■ **Problem requirements**
Where a line contains the string "Find", copy that line.
─── Dataset entries ───
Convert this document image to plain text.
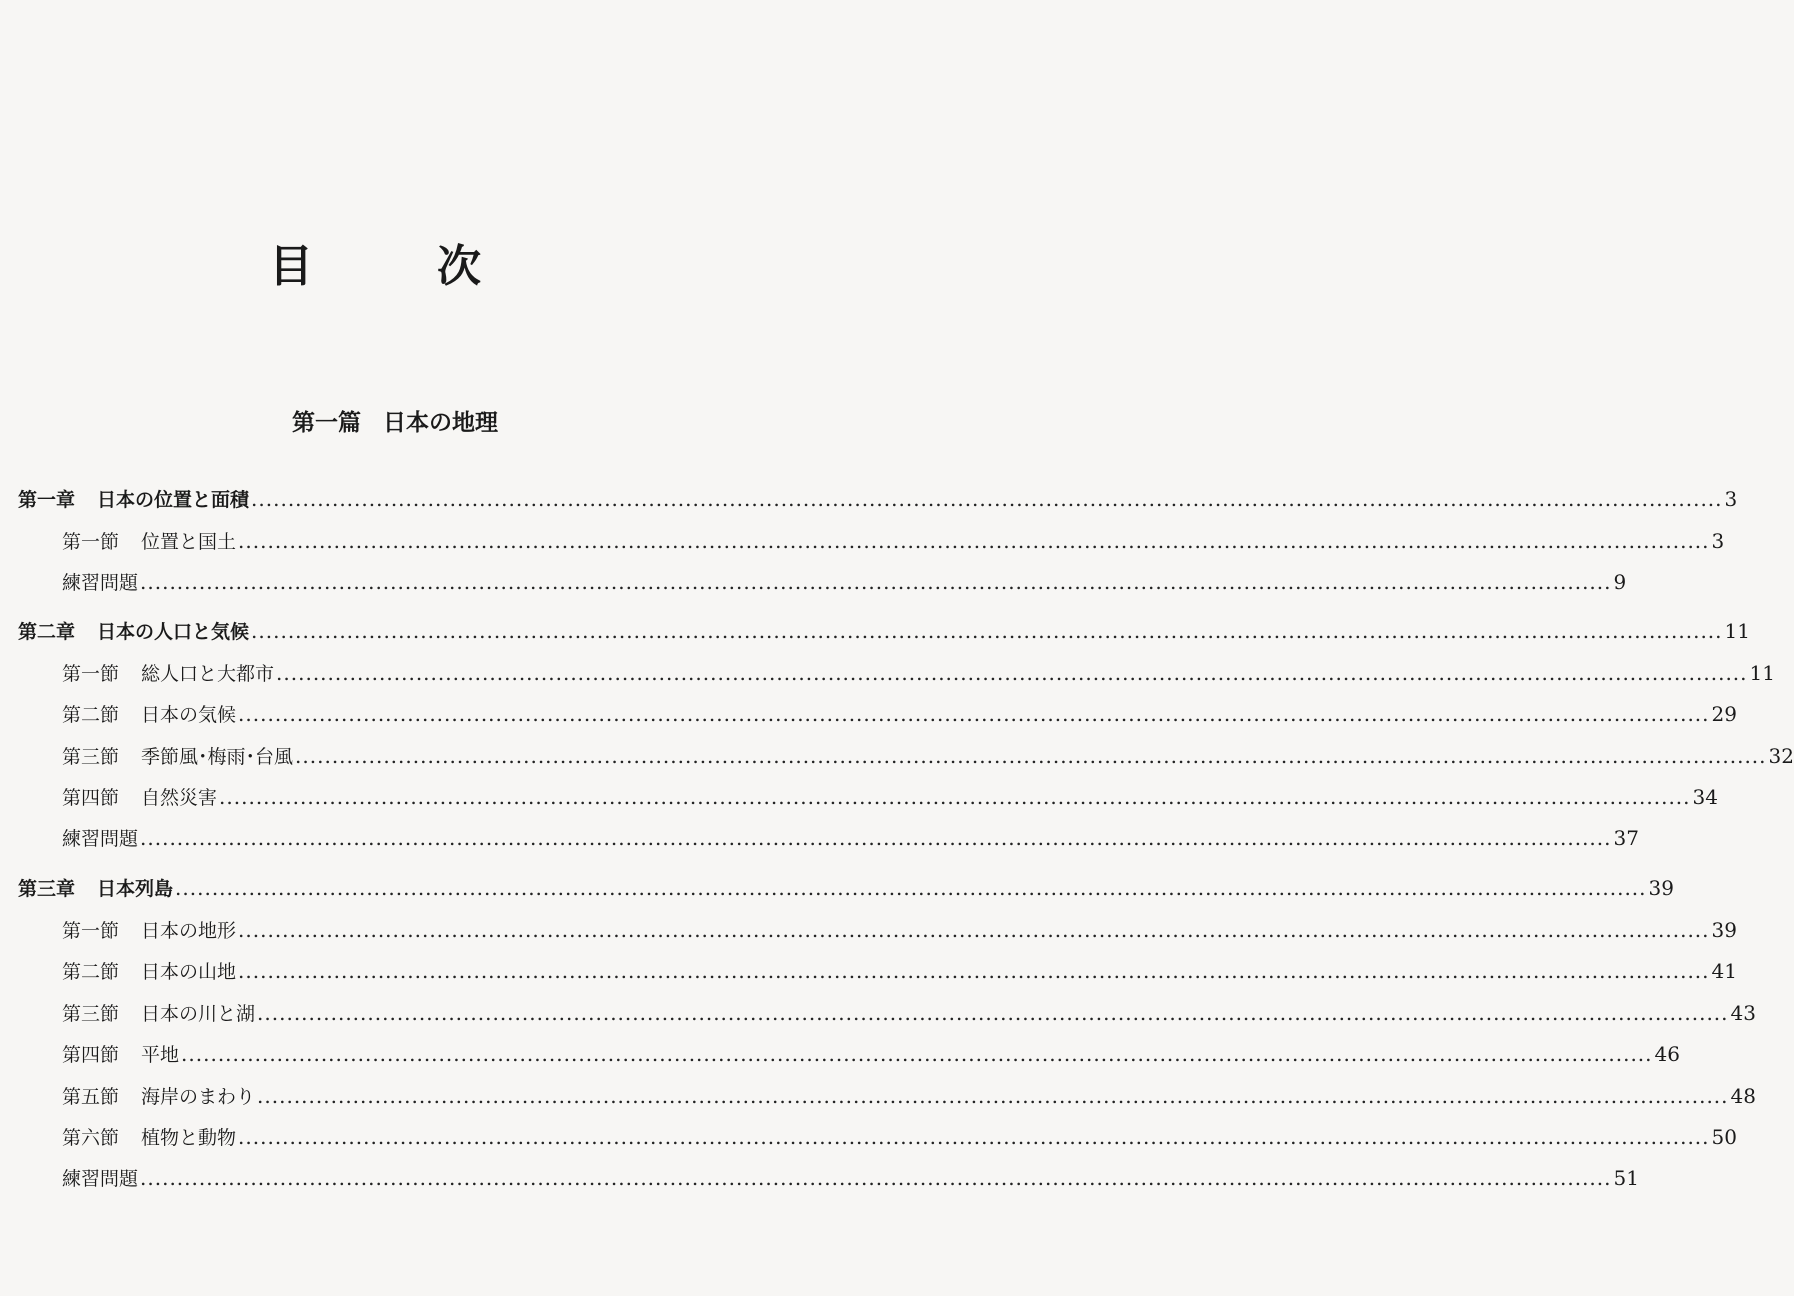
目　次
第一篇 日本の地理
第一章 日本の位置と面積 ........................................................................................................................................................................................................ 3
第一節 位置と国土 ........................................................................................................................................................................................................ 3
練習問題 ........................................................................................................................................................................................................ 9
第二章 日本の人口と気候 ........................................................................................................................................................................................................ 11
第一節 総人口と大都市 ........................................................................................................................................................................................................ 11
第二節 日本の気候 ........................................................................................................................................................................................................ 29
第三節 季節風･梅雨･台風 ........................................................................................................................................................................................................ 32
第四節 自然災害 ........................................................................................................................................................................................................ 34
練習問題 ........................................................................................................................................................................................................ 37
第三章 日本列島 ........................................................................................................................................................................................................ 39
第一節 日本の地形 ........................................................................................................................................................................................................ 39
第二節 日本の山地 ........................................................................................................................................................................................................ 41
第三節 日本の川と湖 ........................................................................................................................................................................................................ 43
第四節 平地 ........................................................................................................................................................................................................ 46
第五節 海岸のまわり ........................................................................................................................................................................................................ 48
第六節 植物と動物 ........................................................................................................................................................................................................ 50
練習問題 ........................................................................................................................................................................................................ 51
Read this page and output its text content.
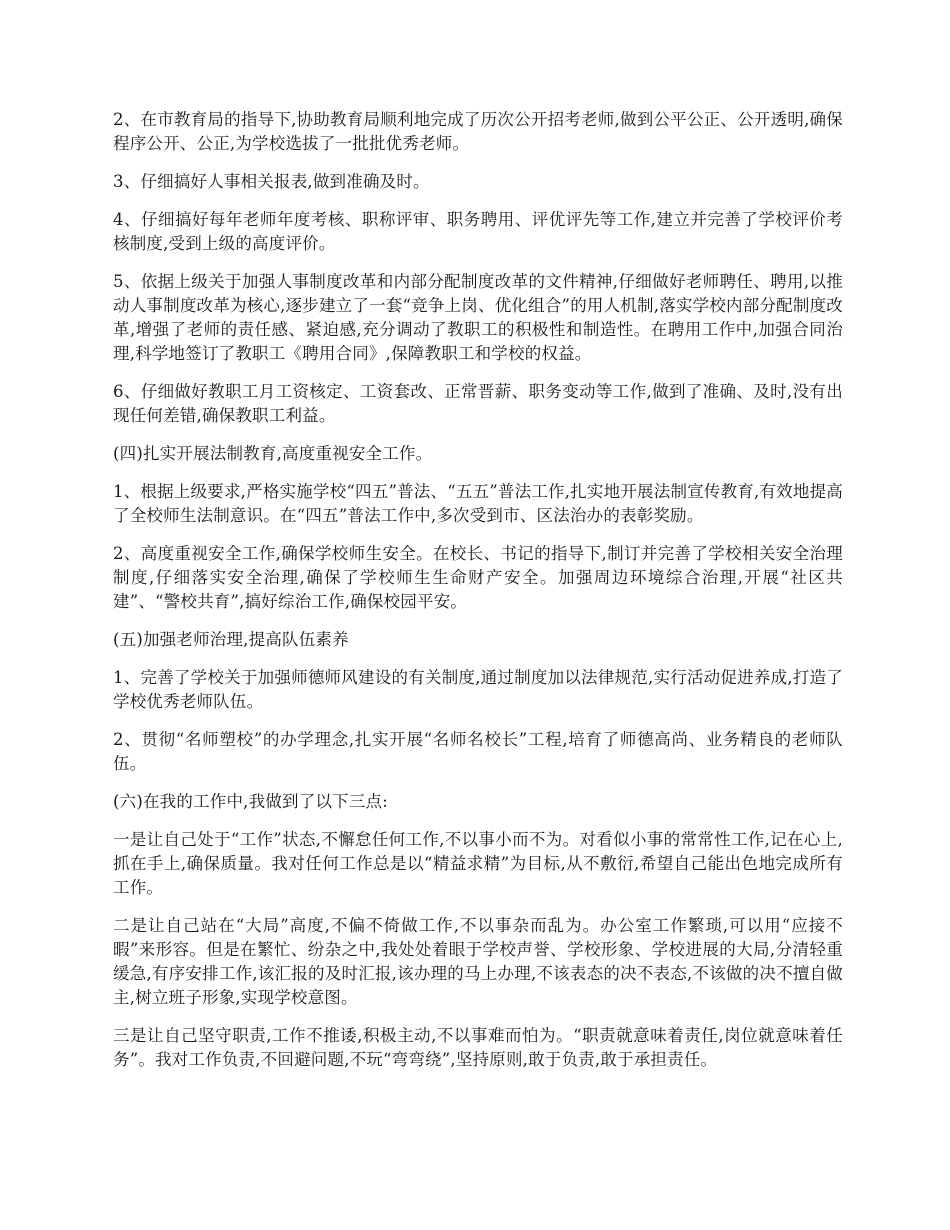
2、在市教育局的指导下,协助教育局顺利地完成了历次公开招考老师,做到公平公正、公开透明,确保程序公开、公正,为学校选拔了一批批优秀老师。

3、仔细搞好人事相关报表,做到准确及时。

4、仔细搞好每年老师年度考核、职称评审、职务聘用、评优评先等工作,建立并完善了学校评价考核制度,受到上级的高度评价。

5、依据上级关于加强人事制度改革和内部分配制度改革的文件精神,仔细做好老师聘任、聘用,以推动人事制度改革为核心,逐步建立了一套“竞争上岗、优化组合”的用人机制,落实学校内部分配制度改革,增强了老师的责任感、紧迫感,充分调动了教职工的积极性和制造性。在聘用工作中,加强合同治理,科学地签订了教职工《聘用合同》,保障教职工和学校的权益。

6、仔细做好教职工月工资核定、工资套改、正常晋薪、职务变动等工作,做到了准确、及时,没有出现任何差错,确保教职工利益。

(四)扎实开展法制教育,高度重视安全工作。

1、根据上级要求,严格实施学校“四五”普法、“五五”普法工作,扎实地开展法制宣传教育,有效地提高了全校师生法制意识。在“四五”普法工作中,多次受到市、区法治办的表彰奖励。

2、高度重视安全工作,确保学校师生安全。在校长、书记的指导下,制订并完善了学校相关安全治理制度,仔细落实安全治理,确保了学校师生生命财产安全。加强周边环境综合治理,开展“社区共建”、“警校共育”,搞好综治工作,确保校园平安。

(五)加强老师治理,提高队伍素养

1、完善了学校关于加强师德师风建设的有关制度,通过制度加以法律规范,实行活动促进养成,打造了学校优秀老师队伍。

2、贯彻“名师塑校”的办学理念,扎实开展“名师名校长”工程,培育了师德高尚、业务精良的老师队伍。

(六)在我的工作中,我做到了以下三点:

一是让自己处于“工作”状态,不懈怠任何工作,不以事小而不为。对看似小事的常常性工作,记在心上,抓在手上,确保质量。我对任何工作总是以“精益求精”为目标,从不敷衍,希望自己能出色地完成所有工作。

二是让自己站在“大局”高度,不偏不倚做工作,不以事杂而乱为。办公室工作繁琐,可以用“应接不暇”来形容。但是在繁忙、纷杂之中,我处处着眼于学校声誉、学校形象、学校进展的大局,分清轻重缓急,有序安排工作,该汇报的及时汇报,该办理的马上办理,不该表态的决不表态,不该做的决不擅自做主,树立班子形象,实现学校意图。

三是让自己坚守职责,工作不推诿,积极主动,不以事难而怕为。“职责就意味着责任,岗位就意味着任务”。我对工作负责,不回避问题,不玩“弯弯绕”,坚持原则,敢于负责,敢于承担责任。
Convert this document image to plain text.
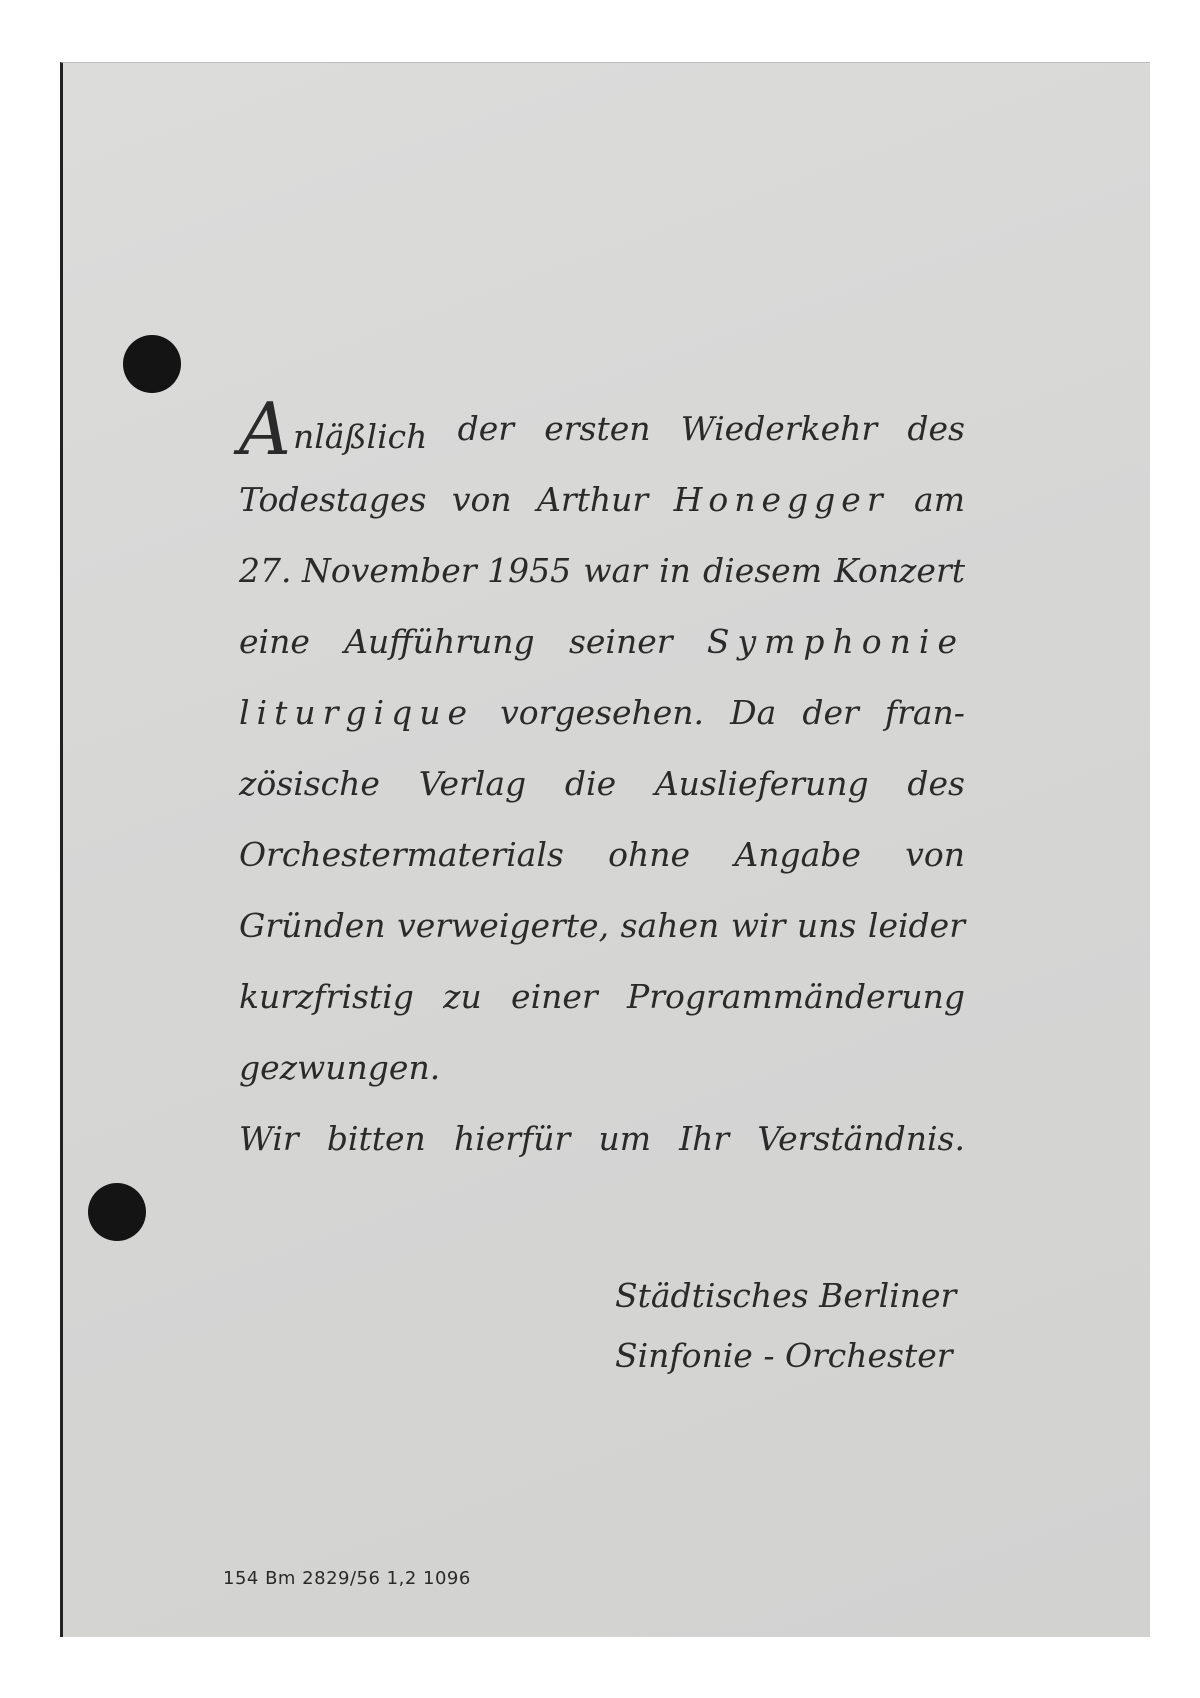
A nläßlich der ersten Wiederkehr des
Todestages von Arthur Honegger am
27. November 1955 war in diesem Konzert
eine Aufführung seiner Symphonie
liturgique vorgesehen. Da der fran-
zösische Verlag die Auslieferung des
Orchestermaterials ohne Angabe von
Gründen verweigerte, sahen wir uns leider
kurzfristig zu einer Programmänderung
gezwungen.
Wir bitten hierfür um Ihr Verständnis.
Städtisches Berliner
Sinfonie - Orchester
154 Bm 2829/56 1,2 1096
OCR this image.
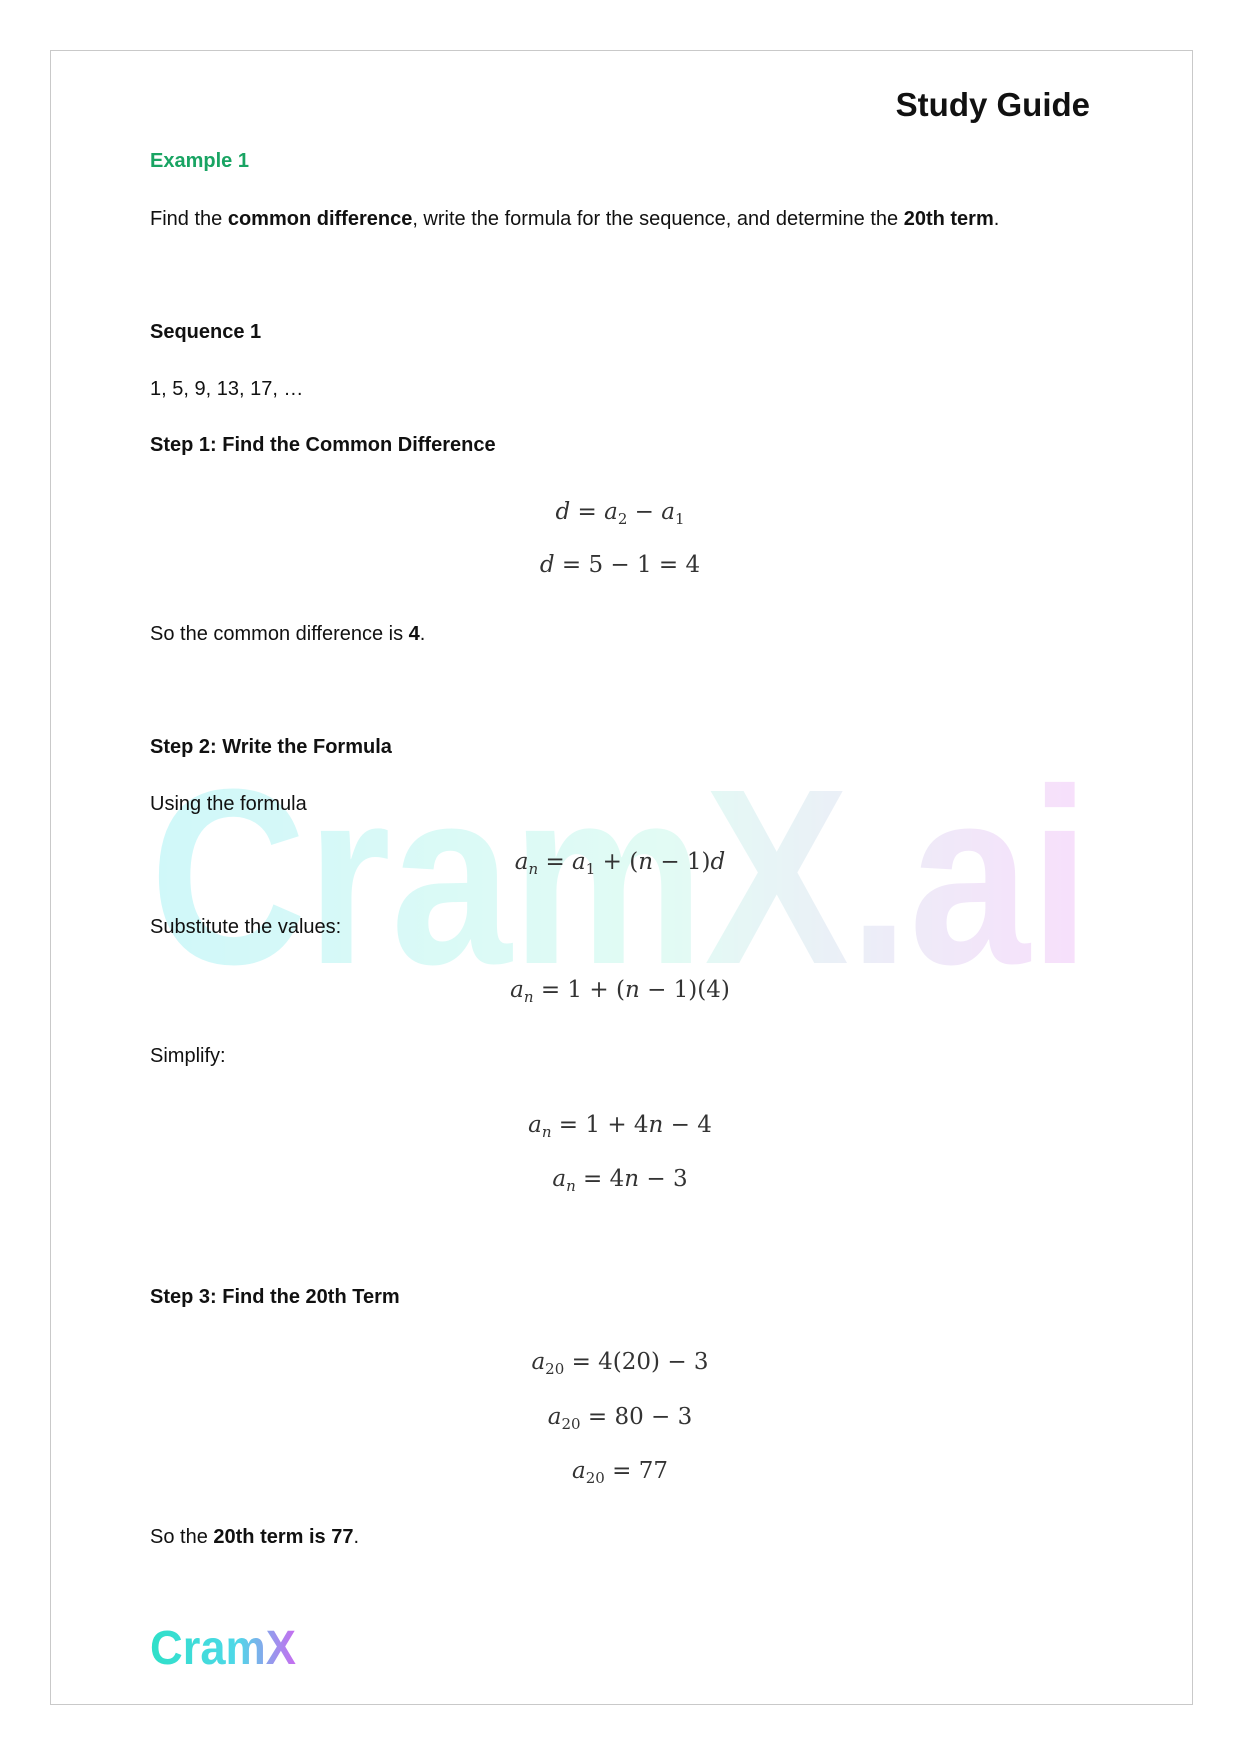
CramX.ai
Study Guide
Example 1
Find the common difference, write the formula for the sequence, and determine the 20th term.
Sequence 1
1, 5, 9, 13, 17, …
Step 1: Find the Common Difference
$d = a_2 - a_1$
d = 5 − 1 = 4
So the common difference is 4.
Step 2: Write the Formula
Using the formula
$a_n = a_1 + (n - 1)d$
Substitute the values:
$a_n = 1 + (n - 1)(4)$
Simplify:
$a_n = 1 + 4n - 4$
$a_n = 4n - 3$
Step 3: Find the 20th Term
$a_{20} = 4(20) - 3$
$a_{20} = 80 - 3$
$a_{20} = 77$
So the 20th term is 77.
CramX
───
■ **Response**
Find the common difference, write the formula for the sequence, and determine the 20th term.
Step 1: Find the Common Difference
Step 3: Find the 20th Term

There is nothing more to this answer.